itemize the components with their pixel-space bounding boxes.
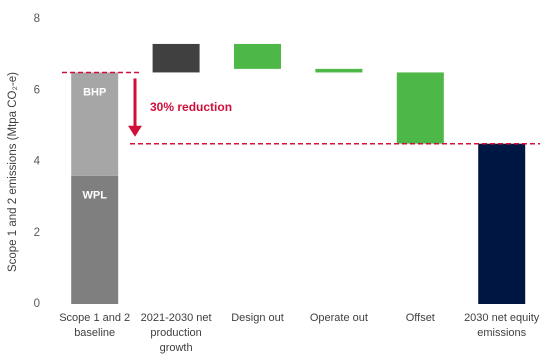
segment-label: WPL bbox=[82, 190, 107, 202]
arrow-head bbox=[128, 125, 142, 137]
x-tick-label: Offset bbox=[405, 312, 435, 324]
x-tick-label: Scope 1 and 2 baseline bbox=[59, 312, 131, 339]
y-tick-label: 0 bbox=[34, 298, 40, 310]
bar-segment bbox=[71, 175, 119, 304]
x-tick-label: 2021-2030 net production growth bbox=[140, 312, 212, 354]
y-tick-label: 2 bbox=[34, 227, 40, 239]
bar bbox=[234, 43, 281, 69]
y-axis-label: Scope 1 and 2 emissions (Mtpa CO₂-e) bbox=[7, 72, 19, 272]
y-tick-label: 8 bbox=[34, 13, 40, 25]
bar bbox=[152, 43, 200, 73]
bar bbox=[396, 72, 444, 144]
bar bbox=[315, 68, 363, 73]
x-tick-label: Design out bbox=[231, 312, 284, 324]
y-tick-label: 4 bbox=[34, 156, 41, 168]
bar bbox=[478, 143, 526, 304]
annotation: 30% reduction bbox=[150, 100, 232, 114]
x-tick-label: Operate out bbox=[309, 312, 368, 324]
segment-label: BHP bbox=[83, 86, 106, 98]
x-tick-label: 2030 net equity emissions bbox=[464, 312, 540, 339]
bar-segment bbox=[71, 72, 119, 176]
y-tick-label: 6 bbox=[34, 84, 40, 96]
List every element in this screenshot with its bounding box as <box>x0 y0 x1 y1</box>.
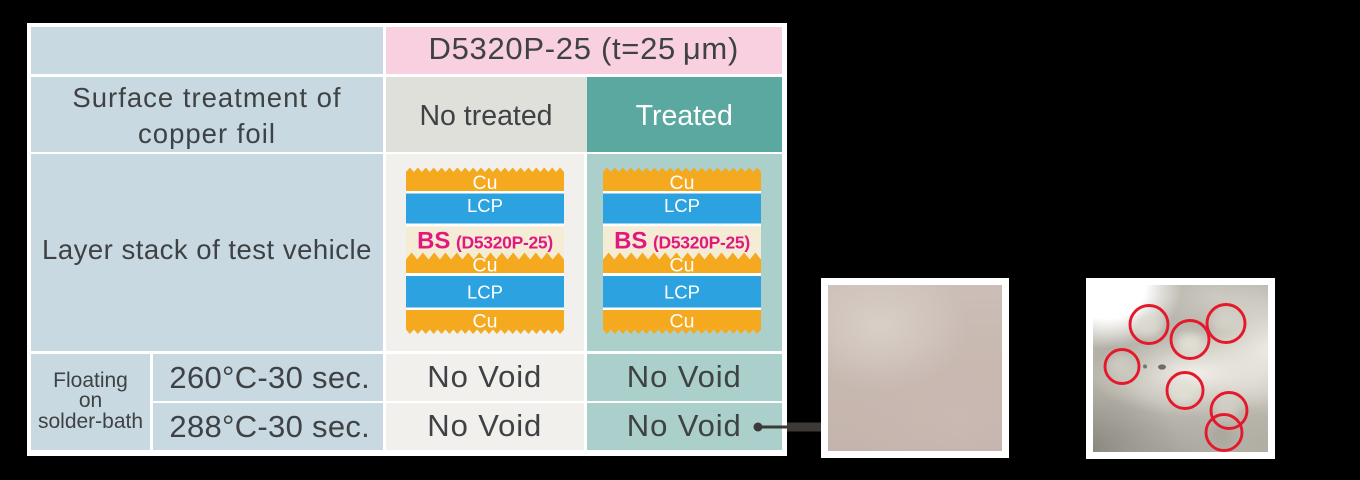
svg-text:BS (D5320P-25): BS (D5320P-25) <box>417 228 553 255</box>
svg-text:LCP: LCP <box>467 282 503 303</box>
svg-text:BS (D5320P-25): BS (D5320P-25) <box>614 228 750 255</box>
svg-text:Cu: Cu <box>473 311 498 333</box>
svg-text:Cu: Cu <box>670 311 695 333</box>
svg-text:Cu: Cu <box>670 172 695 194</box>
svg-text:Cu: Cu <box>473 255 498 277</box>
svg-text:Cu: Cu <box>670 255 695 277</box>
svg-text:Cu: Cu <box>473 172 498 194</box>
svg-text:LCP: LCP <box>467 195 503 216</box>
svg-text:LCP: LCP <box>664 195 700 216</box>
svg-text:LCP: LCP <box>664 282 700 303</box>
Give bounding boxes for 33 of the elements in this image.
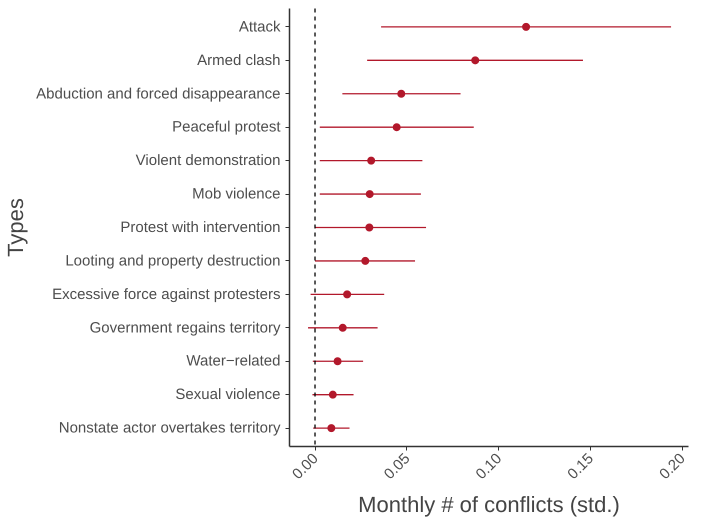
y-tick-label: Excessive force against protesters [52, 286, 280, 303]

▶ Problem to work on: State how many lines in the items above contain the string "tick". Reply with the number alone.

▶ Response to this exercise: 12